Records for the task:
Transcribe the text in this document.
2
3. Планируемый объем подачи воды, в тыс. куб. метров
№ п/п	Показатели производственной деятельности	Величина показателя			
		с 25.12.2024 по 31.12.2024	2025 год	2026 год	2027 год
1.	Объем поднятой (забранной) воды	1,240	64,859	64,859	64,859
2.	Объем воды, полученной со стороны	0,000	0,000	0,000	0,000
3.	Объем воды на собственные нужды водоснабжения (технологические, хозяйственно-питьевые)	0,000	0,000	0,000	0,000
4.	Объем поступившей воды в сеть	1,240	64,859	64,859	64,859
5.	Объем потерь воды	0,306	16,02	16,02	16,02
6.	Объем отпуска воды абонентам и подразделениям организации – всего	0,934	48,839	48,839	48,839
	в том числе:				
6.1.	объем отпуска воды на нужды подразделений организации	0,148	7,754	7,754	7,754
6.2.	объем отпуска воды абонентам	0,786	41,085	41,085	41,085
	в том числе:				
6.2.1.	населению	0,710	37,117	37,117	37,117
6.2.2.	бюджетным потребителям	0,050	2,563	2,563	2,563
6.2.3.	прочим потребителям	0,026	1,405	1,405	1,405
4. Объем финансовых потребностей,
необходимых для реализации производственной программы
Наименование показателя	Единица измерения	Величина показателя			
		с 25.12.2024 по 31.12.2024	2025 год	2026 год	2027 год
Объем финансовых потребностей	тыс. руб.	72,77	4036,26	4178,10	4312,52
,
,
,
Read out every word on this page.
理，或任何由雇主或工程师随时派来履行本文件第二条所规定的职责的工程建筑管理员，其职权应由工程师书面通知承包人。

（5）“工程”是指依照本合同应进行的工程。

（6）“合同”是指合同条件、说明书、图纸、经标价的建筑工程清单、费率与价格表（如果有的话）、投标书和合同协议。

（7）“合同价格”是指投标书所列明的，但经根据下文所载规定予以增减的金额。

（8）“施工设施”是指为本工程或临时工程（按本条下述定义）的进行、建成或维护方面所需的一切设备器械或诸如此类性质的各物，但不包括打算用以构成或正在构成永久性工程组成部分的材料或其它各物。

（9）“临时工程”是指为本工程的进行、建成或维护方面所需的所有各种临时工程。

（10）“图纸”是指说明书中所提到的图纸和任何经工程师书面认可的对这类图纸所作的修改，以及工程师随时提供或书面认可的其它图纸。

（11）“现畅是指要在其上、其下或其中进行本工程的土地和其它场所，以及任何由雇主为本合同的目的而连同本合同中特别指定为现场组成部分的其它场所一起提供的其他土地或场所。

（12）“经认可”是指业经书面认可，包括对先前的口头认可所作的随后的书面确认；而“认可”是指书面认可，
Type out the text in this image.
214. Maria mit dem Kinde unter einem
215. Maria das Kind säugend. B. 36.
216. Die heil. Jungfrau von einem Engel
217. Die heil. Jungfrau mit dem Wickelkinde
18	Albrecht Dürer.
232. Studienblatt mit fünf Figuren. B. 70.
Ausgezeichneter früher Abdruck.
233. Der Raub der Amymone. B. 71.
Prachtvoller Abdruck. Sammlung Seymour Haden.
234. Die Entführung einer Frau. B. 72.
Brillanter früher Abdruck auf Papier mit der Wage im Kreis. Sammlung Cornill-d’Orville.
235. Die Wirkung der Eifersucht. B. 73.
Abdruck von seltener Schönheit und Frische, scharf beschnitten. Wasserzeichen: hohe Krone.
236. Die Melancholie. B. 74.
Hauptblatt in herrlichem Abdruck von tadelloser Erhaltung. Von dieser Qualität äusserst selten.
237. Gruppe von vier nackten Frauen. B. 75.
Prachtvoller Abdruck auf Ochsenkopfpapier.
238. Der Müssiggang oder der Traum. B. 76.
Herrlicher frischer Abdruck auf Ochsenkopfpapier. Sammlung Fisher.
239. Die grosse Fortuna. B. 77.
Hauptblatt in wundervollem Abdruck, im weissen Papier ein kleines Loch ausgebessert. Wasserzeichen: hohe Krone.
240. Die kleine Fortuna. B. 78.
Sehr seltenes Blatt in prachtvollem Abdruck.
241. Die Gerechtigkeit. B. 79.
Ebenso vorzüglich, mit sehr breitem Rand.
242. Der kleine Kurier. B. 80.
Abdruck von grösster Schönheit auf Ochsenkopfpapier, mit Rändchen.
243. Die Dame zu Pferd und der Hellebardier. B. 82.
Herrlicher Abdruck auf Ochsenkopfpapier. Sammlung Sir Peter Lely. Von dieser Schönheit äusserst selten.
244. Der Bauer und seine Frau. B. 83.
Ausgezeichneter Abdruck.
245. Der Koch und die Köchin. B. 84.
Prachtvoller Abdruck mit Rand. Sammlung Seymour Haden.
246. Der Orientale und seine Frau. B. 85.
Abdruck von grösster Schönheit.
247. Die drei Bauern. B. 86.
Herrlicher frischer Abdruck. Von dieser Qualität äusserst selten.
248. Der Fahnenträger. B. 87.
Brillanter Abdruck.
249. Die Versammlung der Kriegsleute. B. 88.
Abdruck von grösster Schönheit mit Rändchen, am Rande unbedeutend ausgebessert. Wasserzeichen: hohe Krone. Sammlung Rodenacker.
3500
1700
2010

Exercise details: Show every line from the listing above in which the string "einem" appears.

Answer for the task:
214. Maria mit dem Kinde unter einem
216. Die heil. Jungfrau von einem Engel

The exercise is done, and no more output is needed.